• [What you will do]: Determine the count of lines holding the string "じゃから". Return only the number.

═══ Data excerpts ═══

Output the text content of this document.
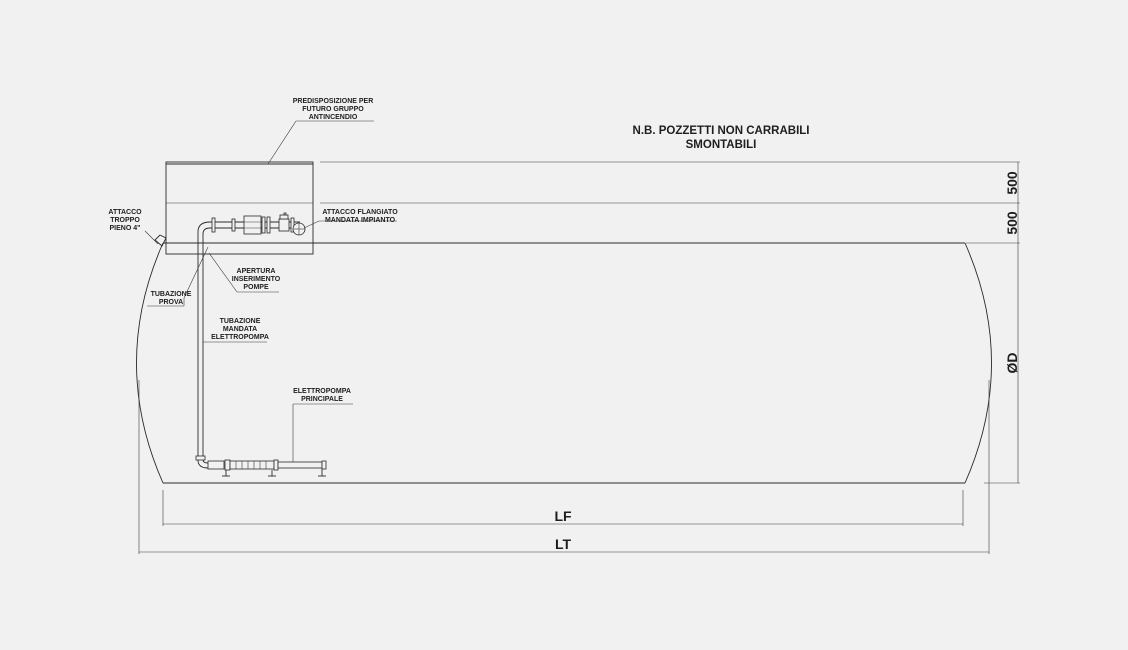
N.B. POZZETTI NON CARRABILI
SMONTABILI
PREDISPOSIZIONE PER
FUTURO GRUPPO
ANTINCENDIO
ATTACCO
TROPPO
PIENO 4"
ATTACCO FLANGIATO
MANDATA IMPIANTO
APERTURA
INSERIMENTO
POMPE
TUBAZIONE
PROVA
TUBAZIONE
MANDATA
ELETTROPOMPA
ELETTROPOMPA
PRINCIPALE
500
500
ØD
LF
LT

═══
═══ Data excerpts ═══

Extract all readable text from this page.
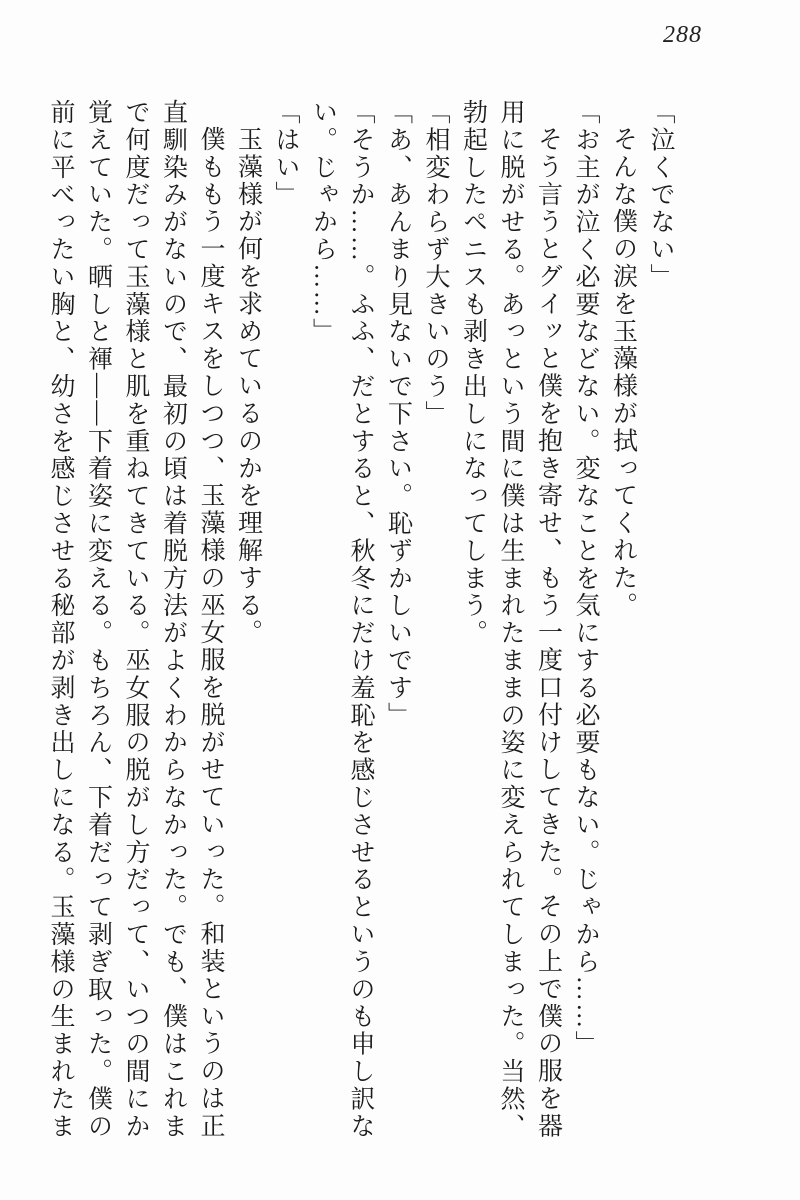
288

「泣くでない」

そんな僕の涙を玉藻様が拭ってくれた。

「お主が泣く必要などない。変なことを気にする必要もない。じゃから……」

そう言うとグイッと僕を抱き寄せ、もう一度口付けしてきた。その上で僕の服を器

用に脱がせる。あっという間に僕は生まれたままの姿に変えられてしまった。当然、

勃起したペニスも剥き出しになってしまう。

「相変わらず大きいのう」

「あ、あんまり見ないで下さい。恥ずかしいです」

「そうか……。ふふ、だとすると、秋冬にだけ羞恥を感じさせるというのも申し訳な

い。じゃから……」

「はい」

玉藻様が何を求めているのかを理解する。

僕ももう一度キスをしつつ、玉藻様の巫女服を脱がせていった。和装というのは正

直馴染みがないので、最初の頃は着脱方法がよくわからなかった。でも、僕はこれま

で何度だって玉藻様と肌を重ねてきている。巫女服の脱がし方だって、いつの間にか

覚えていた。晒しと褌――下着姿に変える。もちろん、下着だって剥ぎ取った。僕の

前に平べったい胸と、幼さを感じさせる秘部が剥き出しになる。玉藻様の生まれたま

═══

• [Solution to this exercise]: 2